§ **GOAL OF THE EXERCISE**
Copy all the material that follows, keeping every character the same.

Collected data
====

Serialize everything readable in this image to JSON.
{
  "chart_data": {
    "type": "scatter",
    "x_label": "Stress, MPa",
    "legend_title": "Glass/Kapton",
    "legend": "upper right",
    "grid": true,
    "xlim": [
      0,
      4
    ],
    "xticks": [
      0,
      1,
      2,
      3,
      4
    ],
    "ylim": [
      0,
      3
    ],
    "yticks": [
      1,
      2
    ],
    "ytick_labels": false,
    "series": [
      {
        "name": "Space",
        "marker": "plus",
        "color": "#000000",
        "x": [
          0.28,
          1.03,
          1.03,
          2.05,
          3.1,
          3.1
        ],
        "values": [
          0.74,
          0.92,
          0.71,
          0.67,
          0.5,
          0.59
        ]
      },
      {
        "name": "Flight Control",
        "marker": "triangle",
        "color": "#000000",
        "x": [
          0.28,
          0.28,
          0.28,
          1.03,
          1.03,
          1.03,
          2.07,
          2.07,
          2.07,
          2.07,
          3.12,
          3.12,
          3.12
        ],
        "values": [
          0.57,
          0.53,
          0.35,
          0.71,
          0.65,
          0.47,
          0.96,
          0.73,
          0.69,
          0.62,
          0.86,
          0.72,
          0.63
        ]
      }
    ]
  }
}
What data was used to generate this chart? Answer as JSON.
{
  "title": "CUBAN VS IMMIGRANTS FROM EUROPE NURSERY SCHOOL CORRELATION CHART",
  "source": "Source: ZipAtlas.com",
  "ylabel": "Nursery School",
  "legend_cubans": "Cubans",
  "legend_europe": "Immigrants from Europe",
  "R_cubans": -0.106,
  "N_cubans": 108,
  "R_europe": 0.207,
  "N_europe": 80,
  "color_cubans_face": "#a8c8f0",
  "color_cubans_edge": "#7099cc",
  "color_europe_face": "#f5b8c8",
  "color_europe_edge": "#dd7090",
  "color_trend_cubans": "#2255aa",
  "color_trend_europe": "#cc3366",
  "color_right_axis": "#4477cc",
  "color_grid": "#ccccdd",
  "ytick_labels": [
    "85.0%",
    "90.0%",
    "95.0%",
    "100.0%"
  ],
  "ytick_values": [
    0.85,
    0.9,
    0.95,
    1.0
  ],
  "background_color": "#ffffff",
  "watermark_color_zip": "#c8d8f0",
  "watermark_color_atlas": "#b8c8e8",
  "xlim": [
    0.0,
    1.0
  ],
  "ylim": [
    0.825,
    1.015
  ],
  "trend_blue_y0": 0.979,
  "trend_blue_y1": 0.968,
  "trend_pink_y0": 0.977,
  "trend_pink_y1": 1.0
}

====

§ **EXERCISE RESULT**
Serialize everything readable in this image to JSON.
{
  "chart_data": {
    "type": "scatter",
    "x_label": "Stress, MPa",
    "legend_title": "Glass/Kapton",
    "legend": "upper right",
    "grid": true,
    "xlim": [
      0,
      4
    ],
    "xticks": [
      0,
      1,
      2,
      3,
      4
    ],
    "ylim": [
      0,
      3
    ],
    "yticks": [
      1,
      2
    ],
    "ytick_labels": false,
    "series": [
      {
        "name": "Space",
        "marker": "plus",
        "color": "#000000",
        "x": [
          0.28,
          1.03,
          1.03,
          2.05,
          3.1,
          3.1
        ],
        "values": [
          0.74,
          0.92,
          0.71,
          0.67,
          0.5,
          0.59
        ]
      },
      {
        "name": "Flight Control",
        "marker": "triangle",
        "color": "#000000",
        "x": [
          0.28,
          0.28,
          0.28,
          1.03,
          1.03,
          1.03,
          2.07,
          2.07,
          2.07,
          2.07,
          3.12,
          3.12,
          3.12
        ],
        "values": [
          0.57,
          0.53,
          0.35,
          0.71,
          0.65,
          0.47,
          0.96,
          0.73,
          0.69,
          0.62,
          0.86,
          0.72,
          0.63
        ]
      }
    ]
  }
}
What data was used to generate this chart? Answer as JSON.
{
  "title": "CUBAN VS IMMIGRANTS FROM EUROPE NURSERY SCHOOL CORRELATION CHART",
  "source": "Source: ZipAtlas.com",
  "ylabel": "Nursery School",
  "legend_cubans": "Cubans",
  "legend_europe": "Immigrants from Europe",
  "R_cubans": -0.106,
  "N_cubans": 108,
  "R_europe": 0.207,
  "N_europe": 80,
  "color_cubans_face": "#a8c8f0",
  "color_cubans_edge": "#7099cc",
  "color_europe_face": "#f5b8c8",
  "color_europe_edge": "#dd7090",
  "color_trend_cubans": "#2255aa",
  "color_trend_europe": "#cc3366",
  "color_right_axis": "#4477cc",
  "color_grid": "#ccccdd",
  "ytick_labels": [
    "85.0%",
    "90.0%",
    "95.0%",
    "100.0%"
  ],
  "ytick_values": [
    0.85,
    0.9,
    0.95,
    1.0
  ],
  "background_color": "#ffffff",
  "watermark_color_zip": "#c8d8f0",
  "watermark_color_atlas": "#b8c8e8",
  "xlim": [
    0.0,
    1.0
  ],
  "ylim": [
    0.825,
    1.015
  ],
  "trend_blue_y0": 0.979,
  "trend_blue_y1": 0.968,
  "trend_pink_y0": 0.977,
  "trend_pink_y1": 1.0
}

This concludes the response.